DATASET EXTRACT
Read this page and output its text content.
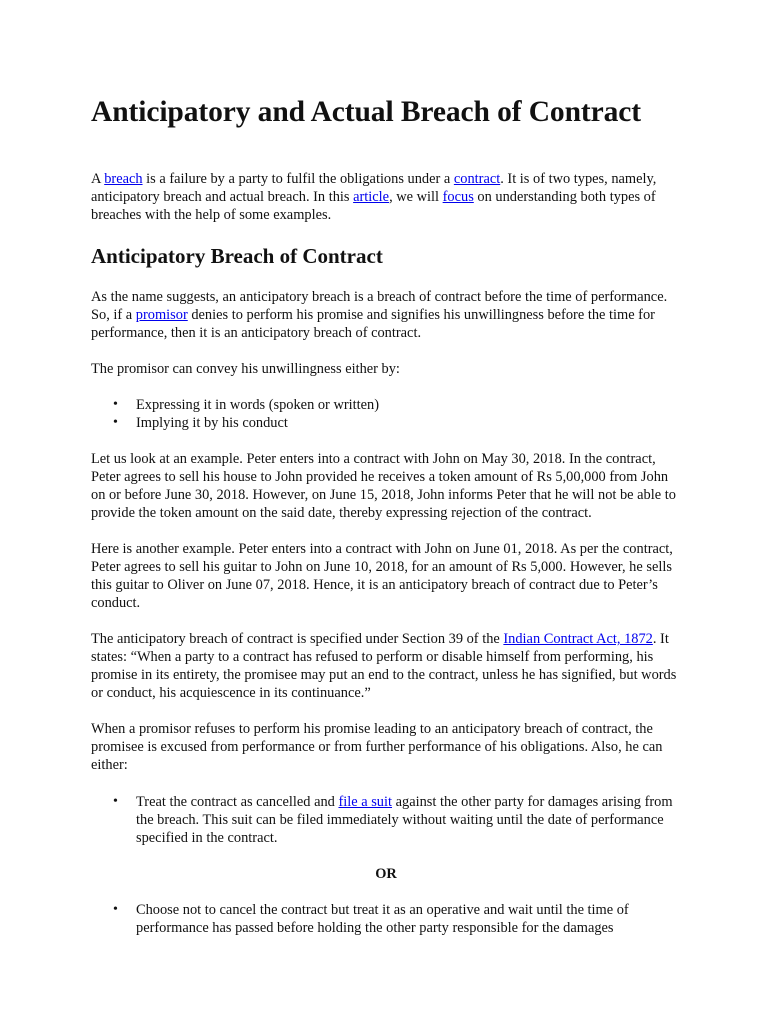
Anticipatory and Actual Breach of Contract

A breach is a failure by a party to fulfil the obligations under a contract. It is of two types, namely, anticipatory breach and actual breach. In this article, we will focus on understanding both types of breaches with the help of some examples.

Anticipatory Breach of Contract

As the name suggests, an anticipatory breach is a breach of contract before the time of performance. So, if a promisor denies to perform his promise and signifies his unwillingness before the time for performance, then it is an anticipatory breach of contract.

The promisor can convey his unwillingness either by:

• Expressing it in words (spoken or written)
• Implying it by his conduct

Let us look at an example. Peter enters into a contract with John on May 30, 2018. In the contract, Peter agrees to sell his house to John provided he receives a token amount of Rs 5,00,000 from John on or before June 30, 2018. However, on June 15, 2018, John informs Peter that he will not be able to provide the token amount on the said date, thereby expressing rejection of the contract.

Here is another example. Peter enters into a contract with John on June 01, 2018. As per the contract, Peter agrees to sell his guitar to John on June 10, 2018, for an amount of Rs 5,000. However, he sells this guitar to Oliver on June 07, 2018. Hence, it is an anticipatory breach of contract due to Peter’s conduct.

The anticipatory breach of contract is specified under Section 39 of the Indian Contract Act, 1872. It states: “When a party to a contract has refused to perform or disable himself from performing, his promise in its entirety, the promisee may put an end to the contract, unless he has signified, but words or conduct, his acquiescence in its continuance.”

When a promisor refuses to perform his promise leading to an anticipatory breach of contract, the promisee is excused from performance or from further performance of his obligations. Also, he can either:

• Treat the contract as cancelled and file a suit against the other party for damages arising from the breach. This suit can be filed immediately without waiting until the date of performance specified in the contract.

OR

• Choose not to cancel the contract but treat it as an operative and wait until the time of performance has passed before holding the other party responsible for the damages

...

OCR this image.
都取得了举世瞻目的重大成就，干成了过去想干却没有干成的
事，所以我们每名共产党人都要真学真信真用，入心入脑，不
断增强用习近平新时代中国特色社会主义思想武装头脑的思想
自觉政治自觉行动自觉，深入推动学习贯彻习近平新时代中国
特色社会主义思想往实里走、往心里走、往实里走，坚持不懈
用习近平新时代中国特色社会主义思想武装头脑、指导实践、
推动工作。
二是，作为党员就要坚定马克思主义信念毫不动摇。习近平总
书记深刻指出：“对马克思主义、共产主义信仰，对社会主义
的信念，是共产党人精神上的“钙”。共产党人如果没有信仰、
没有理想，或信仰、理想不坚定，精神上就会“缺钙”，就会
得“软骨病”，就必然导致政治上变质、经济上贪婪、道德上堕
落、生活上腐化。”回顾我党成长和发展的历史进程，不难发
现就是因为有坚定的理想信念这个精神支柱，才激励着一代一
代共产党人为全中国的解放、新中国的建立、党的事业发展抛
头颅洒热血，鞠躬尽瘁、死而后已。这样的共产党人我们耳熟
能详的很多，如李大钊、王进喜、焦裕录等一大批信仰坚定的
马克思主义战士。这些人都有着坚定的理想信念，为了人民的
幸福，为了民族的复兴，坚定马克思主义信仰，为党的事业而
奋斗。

...

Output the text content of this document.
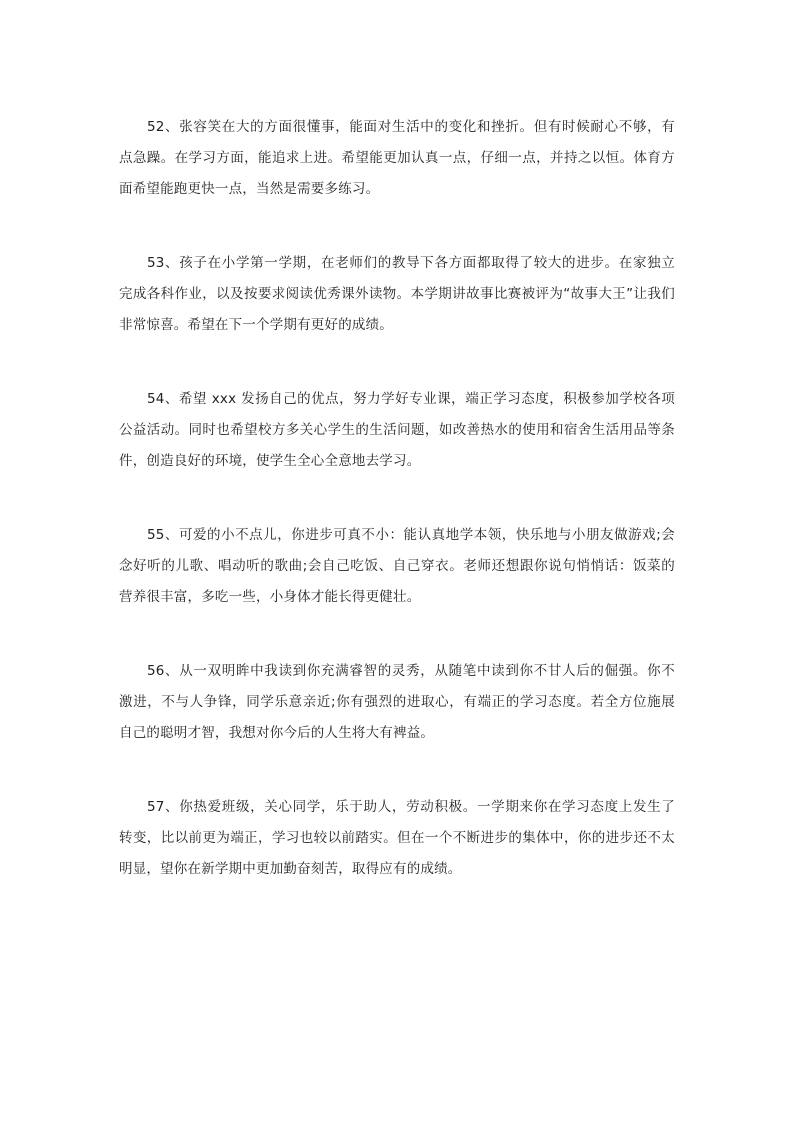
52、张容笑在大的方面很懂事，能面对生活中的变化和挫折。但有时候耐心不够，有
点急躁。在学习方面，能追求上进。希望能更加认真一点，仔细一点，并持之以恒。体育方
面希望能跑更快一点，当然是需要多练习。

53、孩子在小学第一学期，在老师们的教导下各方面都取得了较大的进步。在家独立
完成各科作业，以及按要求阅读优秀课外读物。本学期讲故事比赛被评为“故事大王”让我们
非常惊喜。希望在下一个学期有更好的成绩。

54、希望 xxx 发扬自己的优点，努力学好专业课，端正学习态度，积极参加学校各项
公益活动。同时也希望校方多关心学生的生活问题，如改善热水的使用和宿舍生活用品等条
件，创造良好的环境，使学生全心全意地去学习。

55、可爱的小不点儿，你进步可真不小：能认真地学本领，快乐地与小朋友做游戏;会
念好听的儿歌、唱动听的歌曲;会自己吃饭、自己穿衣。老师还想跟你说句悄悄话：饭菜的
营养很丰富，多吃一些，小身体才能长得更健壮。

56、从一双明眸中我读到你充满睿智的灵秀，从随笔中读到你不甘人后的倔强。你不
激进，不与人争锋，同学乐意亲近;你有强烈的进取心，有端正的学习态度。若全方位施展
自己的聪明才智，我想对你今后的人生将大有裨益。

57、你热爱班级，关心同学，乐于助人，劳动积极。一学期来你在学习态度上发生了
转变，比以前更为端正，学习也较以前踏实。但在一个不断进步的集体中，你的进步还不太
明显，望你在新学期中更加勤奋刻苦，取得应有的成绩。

OBJECTIVE
Report each line of the material above where the word "until" appears.

TASK SOLUTION
• Treat the contract as cancelled and file a suit against the other party for damages arising from the breach. This suit can be filed immediately without waiting until the date of performance specified in the contract.
• Choose not to cancel the contract but treat it as an operative and wait until the time of performance has passed before holding the other party responsible for the damages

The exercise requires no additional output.